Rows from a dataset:
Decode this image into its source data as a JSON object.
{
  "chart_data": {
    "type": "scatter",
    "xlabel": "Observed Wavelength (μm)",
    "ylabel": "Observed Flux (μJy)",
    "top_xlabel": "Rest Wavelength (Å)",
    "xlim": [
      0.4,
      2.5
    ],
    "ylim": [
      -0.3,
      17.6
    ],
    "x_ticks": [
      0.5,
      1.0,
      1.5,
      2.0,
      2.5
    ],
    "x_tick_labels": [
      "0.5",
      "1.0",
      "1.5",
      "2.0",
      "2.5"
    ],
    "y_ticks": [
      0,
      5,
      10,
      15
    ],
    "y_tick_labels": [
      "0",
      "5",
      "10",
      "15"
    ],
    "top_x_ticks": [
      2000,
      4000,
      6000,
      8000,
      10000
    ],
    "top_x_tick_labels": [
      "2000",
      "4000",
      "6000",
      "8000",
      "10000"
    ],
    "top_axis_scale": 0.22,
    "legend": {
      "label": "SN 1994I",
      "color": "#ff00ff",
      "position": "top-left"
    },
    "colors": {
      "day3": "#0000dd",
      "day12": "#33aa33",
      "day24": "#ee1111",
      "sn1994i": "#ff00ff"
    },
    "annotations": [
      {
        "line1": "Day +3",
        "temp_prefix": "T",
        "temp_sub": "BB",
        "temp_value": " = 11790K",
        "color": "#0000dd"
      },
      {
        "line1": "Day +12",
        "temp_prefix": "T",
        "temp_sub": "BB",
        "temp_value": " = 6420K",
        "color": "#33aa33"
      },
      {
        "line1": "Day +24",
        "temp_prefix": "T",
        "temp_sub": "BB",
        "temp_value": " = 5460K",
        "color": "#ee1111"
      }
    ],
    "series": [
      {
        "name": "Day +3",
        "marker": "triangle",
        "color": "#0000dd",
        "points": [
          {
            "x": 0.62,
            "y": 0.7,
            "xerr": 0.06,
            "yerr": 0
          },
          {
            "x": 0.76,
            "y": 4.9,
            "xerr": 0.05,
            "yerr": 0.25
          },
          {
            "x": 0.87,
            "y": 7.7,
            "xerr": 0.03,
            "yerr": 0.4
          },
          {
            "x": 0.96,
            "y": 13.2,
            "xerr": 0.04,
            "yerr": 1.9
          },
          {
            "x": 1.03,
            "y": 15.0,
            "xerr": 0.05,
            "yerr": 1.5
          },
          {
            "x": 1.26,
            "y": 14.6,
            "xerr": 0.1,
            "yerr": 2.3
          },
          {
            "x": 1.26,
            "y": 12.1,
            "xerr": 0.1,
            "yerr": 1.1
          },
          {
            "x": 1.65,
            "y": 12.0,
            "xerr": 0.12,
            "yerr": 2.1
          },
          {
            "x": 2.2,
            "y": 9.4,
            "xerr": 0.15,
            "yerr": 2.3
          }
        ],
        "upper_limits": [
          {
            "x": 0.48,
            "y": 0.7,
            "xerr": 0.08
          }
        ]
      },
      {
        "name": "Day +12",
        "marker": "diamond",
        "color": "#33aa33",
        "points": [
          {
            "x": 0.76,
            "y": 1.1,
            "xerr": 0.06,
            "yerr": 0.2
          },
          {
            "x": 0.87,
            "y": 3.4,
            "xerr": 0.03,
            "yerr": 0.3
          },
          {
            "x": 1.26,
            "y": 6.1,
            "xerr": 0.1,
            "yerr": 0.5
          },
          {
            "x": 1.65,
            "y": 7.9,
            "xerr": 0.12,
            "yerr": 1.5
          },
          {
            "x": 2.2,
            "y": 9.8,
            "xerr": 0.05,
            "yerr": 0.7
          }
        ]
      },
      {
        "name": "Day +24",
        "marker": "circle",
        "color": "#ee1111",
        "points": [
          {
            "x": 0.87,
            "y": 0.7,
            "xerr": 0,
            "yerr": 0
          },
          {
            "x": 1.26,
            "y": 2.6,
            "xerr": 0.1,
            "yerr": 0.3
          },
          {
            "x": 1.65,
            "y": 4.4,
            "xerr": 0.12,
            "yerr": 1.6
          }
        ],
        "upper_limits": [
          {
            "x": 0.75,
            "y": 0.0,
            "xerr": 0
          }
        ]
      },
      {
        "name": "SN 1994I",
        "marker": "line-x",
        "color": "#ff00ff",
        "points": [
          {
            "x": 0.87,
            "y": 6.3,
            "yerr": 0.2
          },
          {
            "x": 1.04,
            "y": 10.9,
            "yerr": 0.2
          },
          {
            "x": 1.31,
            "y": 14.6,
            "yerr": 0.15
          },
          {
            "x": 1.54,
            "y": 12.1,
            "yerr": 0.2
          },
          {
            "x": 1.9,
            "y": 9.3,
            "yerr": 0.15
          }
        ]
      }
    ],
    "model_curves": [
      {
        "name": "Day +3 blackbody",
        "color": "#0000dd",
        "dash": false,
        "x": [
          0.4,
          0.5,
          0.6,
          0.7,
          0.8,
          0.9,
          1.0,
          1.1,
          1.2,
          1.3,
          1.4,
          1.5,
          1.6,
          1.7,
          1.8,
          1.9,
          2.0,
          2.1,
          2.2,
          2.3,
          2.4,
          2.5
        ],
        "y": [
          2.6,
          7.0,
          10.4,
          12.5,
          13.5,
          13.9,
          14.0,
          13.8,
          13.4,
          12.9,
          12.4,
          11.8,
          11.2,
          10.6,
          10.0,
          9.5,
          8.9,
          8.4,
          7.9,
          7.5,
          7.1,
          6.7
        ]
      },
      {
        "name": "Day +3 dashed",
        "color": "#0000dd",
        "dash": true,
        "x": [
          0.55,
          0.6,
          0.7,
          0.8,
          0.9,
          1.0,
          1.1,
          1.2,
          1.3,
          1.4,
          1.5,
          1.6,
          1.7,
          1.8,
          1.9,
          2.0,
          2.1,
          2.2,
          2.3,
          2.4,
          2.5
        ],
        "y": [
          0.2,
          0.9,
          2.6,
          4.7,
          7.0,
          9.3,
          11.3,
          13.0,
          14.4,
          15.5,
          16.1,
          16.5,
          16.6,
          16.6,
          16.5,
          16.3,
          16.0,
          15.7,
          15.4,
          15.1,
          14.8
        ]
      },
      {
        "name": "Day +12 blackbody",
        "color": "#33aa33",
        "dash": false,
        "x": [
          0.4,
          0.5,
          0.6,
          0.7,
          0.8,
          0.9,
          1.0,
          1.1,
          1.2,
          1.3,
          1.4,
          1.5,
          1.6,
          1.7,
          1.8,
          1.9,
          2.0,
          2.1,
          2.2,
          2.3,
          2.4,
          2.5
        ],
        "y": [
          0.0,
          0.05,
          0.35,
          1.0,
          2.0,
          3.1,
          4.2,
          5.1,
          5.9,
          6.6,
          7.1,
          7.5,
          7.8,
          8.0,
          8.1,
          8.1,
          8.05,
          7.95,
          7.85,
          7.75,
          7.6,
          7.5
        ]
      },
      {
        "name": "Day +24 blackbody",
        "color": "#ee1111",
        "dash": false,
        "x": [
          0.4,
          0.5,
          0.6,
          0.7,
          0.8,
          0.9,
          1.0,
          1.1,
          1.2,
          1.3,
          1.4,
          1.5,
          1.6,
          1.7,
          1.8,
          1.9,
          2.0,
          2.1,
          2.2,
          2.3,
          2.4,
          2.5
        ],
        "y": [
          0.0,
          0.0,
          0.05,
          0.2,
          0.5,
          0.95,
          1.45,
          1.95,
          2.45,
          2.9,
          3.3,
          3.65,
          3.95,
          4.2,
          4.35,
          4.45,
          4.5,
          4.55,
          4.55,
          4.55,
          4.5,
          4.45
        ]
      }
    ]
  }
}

Task: Write out every entry verbatim.

Written reply:
Decode this image into its source data as a JSON object.
{
  "chart_data": {
    "type": "scatter",
    "xlabel": "Observed Wavelength (μm)",
    "ylabel": "Observed Flux (μJy)",
    "top_xlabel": "Rest Wavelength (Å)",
    "xlim": [
      0.4,
      2.5
    ],
    "ylim": [
      -0.3,
      17.6
    ],
    "x_ticks": [
      0.5,
      1.0,
      1.5,
      2.0,
      2.5
    ],
    "x_tick_labels": [
      "0.5",
      "1.0",
      "1.5",
      "2.0",
      "2.5"
    ],
    "y_ticks": [
      0,
      5,
      10,
      15
    ],
    "y_tick_labels": [
      "0",
      "5",
      "10",
      "15"
    ],
    "top_x_ticks": [
      2000,
      4000,
      6000,
      8000,
      10000
    ],
    "top_x_tick_labels": [
      "2000",
      "4000",
      "6000",
      "8000",
      "10000"
    ],
    "top_axis_scale": 0.22,
    "legend": {
      "label": "SN 1994I",
      "color": "#ff00ff",
      "position": "top-left"
    },
    "colors": {
      "day3": "#0000dd",
      "day12": "#33aa33",
      "day24": "#ee1111",
      "sn1994i": "#ff00ff"
    },
    "annotations": [
      {
        "line1": "Day +3",
        "temp_prefix": "T",
        "temp_sub": "BB",
        "temp_value": " = 11790K",
        "color": "#0000dd"
      },
      {
        "line1": "Day +12",
        "temp_prefix": "T",
        "temp_sub": "BB",
        "temp_value": " = 6420K",
        "color": "#33aa33"
      },
      {
        "line1": "Day +24",
        "temp_prefix": "T",
        "temp_sub": "BB",
        "temp_value": " = 5460K",
        "color": "#ee1111"
      }
    ],
    "series": [
      {
        "name": "Day +3",
        "marker": "triangle",
        "color": "#0000dd",
        "points": [
          {
            "x": 0.62,
            "y": 0.7,
            "xerr": 0.06,
            "yerr": 0
          },
          {
            "x": 0.76,
            "y": 4.9,
            "xerr": 0.05,
            "yerr": 0.25
          },
          {
            "x": 0.87,
            "y": 7.7,
            "xerr": 0.03,
            "yerr": 0.4
          },
          {
            "x": 0.96,
            "y": 13.2,
            "xerr": 0.04,
            "yerr": 1.9
          },
          {
            "x": 1.03,
            "y": 15.0,
            "xerr": 0.05,
            "yerr": 1.5
          },
          {
            "x": 1.26,
            "y": 14.6,
            "xerr": 0.1,
            "yerr": 2.3
          },
          {
            "x": 1.26,
            "y": 12.1,
            "xerr": 0.1,
            "yerr": 1.1
          },
          {
            "x": 1.65,
            "y": 12.0,
            "xerr": 0.12,
            "yerr": 2.1
          },
          {
            "x": 2.2,
            "y": 9.4,
            "xerr": 0.15,
            "yerr": 2.3
          }
        ],
        "upper_limits": [
          {
            "x": 0.48,
            "y": 0.7,
            "xerr": 0.08
          }
        ]
      },
      {
        "name": "Day +12",
        "marker": "diamond",
        "color": "#33aa33",
        "points": [
          {
            "x": 0.76,
            "y": 1.1,
            "xerr": 0.06,
            "yerr": 0.2
          },
          {
            "x": 0.87,
            "y": 3.4,
            "xerr": 0.03,
            "yerr": 0.3
          },
          {
            "x": 1.26,
            "y": 6.1,
            "xerr": 0.1,
            "yerr": 0.5
          },
          {
            "x": 1.65,
            "y": 7.9,
            "xerr": 0.12,
            "yerr": 1.5
          },
          {
            "x": 2.2,
            "y": 9.8,
            "xerr": 0.05,
            "yerr": 0.7
          }
        ]
      },
      {
        "name": "Day +24",
        "marker": "circle",
        "color": "#ee1111",
        "points": [
          {
            "x": 0.87,
            "y": 0.7,
            "xerr": 0,
            "yerr": 0
          },
          {
            "x": 1.26,
            "y": 2.6,
            "xerr": 0.1,
            "yerr": 0.3
          },
          {
            "x": 1.65,
            "y": 4.4,
            "xerr": 0.12,
            "yerr": 1.6
          }
        ],
        "upper_limits": [
          {
            "x": 0.75,
            "y": 0.0,
            "xerr": 0
          }
        ]
      },
      {
        "name": "SN 1994I",
        "marker": "line-x",
        "color": "#ff00ff",
        "points": [
          {
            "x": 0.87,
            "y": 6.3,
            "yerr": 0.2
          },
          {
            "x": 1.04,
            "y": 10.9,
            "yerr": 0.2
          },
          {
            "x": 1.31,
            "y": 14.6,
            "yerr": 0.15
          },
          {
            "x": 1.54,
            "y": 12.1,
            "yerr": 0.2
          },
          {
            "x": 1.9,
            "y": 9.3,
            "yerr": 0.15
          }
        ]
      }
    ],
    "model_curves": [
      {
        "name": "Day +3 blackbody",
        "color": "#0000dd",
        "dash": false,
        "x": [
          0.4,
          0.5,
          0.6,
          0.7,
          0.8,
          0.9,
          1.0,
          1.1,
          1.2,
          1.3,
          1.4,
          1.5,
          1.6,
          1.7,
          1.8,
          1.9,
          2.0,
          2.1,
          2.2,
          2.3,
          2.4,
          2.5
        ],
        "y": [
          2.6,
          7.0,
          10.4,
          12.5,
          13.5,
          13.9,
          14.0,
          13.8,
          13.4,
          12.9,
          12.4,
          11.8,
          11.2,
          10.6,
          10.0,
          9.5,
          8.9,
          8.4,
          7.9,
          7.5,
          7.1,
          6.7
        ]
      },
      {
        "name": "Day +3 dashed",
        "color": "#0000dd",
        "dash": true,
        "x": [
          0.55,
          0.6,
          0.7,
          0.8,
          0.9,
          1.0,
          1.1,
          1.2,
          1.3,
          1.4,
          1.5,
          1.6,
          1.7,
          1.8,
          1.9,
          2.0,
          2.1,
          2.2,
          2.3,
          2.4,
          2.5
        ],
        "y": [
          0.2,
          0.9,
          2.6,
          4.7,
          7.0,
          9.3,
          11.3,
          13.0,
          14.4,
          15.5,
          16.1,
          16.5,
          16.6,
          16.6,
          16.5,
          16.3,
          16.0,
          15.7,
          15.4,
          15.1,
          14.8
        ]
      },
      {
        "name": "Day +12 blackbody",
        "color": "#33aa33",
        "dash": false,
        "x": [
          0.4,
          0.5,
          0.6,
          0.7,
          0.8,
          0.9,
          1.0,
          1.1,
          1.2,
          1.3,
          1.4,
          1.5,
          1.6,
          1.7,
          1.8,
          1.9,
          2.0,
          2.1,
          2.2,
          2.3,
          2.4,
          2.5
        ],
        "y": [
          0.0,
          0.05,
          0.35,
          1.0,
          2.0,
          3.1,
          4.2,
          5.1,
          5.9,
          6.6,
          7.1,
          7.5,
          7.8,
          8.0,
          8.1,
          8.1,
          8.05,
          7.95,
          7.85,
          7.75,
          7.6,
          7.5
        ]
      },
      {
        "name": "Day +24 blackbody",
        "color": "#ee1111",
        "dash": false,
        "x": [
          0.4,
          0.5,
          0.6,
          0.7,
          0.8,
          0.9,
          1.0,
          1.1,
          1.2,
          1.3,
          1.4,
          1.5,
          1.6,
          1.7,
          1.8,
          1.9,
          2.0,
          2.1,
          2.2,
          2.3,
          2.4,
          2.5
        ],
        "y": [
          0.0,
          0.0,
          0.05,
          0.2,
          0.5,
          0.95,
          1.45,
          1.95,
          2.45,
          2.9,
          3.3,
          3.65,
          3.95,
          4.2,
          4.35,
          4.45,
          4.5,
          4.55,
          4.55,
          4.55,
          4.5,
          4.45
        ]
      }
    ]
  }
}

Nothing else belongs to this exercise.